■ **Records to process**

========

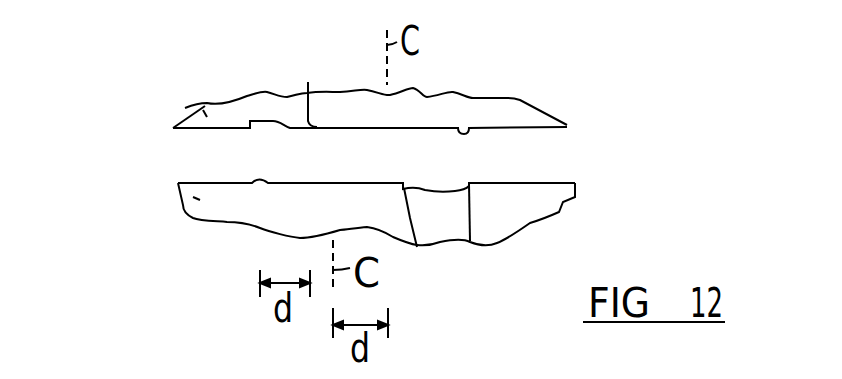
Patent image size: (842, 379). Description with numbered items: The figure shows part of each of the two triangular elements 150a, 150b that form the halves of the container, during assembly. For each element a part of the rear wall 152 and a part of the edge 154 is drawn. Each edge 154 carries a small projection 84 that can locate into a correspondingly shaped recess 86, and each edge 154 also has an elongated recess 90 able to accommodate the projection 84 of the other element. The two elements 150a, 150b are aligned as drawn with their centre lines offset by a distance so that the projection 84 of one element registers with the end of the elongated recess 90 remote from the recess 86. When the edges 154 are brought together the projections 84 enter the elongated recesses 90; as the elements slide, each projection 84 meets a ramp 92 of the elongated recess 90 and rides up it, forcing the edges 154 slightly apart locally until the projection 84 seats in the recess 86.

The triangular element 150a is at (520, 99).
The triangular element 150b is at (563, 212).
The rear wall 152 is at (197, 106).
The edge 154 is at (565, 127).
The projection 84 is at (462, 128).
The recess 86 is at (308, 82).
The elongated recess 90 is at (250, 120).
The ramp 92 is at (290, 126).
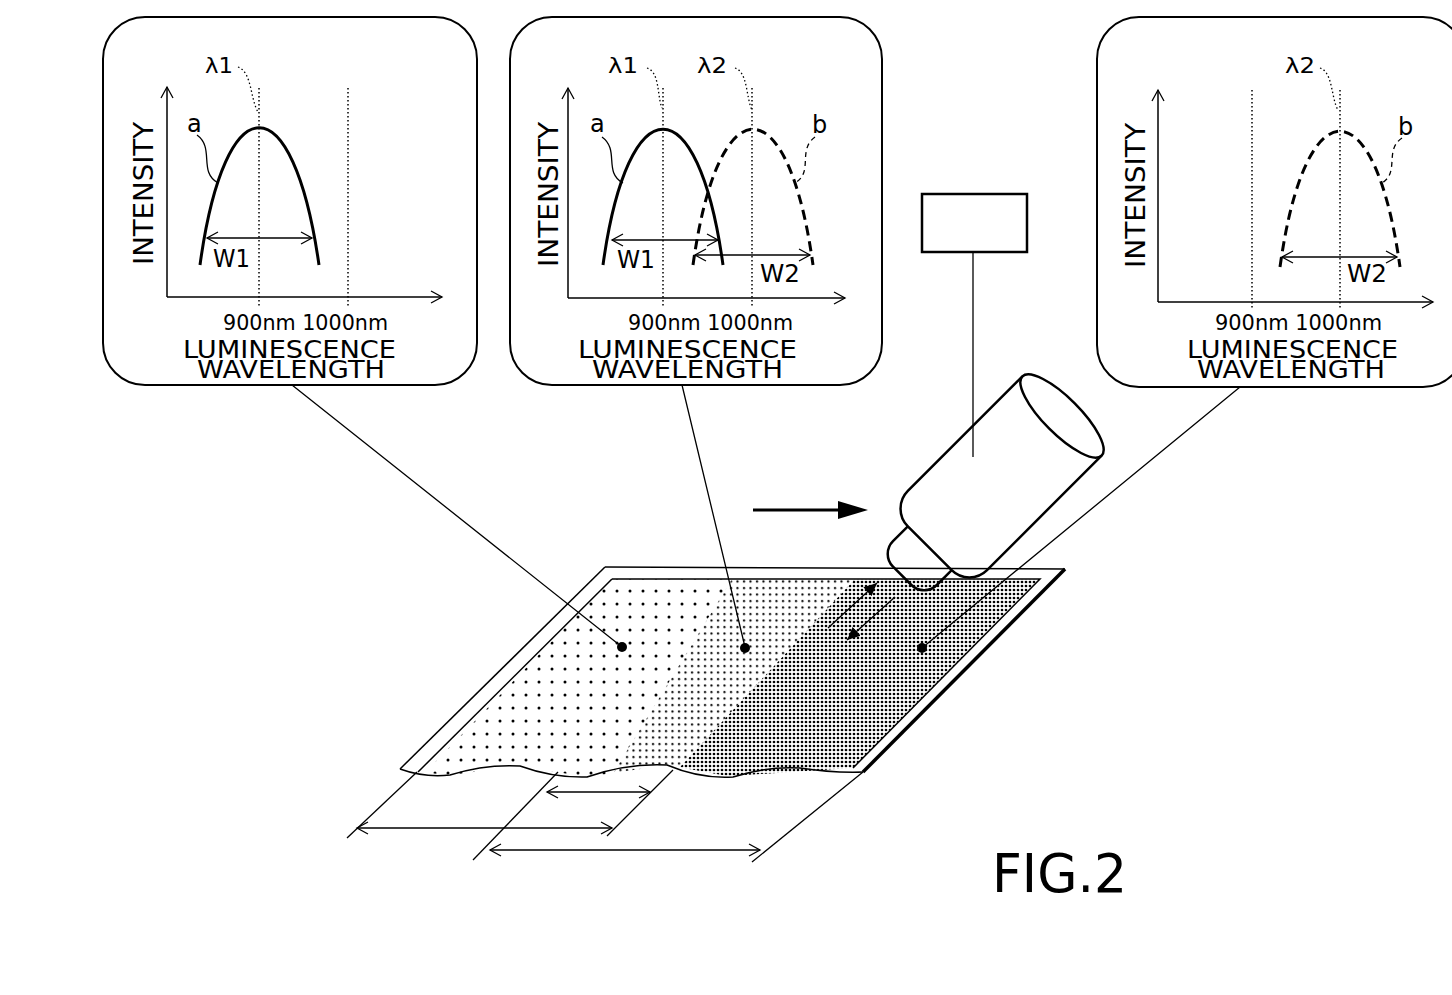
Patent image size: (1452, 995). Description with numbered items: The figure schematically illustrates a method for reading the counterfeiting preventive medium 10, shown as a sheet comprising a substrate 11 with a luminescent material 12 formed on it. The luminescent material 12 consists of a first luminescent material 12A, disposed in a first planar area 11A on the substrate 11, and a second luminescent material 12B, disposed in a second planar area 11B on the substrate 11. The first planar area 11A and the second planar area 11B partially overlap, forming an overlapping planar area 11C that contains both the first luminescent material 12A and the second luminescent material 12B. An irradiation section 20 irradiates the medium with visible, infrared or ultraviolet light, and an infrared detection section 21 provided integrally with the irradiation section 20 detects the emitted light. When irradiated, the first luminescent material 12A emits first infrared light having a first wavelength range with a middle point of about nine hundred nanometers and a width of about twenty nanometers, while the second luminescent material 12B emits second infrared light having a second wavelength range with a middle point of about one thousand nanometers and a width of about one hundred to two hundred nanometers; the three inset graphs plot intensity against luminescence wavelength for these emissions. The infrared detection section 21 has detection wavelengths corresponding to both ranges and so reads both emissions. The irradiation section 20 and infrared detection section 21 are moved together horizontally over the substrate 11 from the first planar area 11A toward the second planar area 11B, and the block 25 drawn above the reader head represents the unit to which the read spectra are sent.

The counterfeiting preventive medium 10 is at (1042, 650).
The substrate 11 is at (890, 732).
The first planar area 11A is at (510, 815).
The second planar area 11B is at (668, 828).
The overlapping planar area 11C is at (598, 808).
The luminescent material 12 is at (710, 633).
The first luminescent material 12A is at (567, 683).
The second luminescent material 12B is at (651, 606).
The irradiation section 20 is at (943, 490).
The infrared detection section 21 is at (915, 561).
The controller 25 is at (970, 194).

========

■ **Brief**
Please write out the data as a numbered list, from its start through the line that contains "The ramp 92 is at (290, 126).", with blank lines left out. Leave the pictures out of the answer.

■ **Written answer**
1. Patent image size: (842, 379). Description with numbered items: The figure shows part of each of the two triangular elements 150a, 150b that form the halves of the container, during assembly. For each element a part of the rear wall 152 and a part of the edge 154 is drawn. Each edge 154 carries a small projection 84 that can locate into a correspondingly shaped recess 86, and each edge 154 also has an elongated recess 90 able to accommodate the projection 84 of the other element. The two elements 150a, 150b are aligned as drawn with their centre lines offset by a distance so that the projection 84 of one element registers with the end of the elongated recess 90 remote from the recess 86. When the edges 154 are brought together the projections 84 enter the elongated recesses 90; as the elements slide, each projection 84 meets a ramp 92 of the elongated recess 90 and rides up it, forcing the edges 154 slightly apart locally until the projection 84 seats in the recess 86.
2. The triangular element 150a is at (520, 99).
3. The triangular element 150b is at (563, 212).
4. The rear wall 152 is at (197, 106).
5. The edge 154 is at (565, 127).
6. The projection 84 is at (462, 128).
7. The recess 86 is at (308, 82).
8. The elongated recess 90 is at (250, 120).
9. The ramp 92 is at (290, 126).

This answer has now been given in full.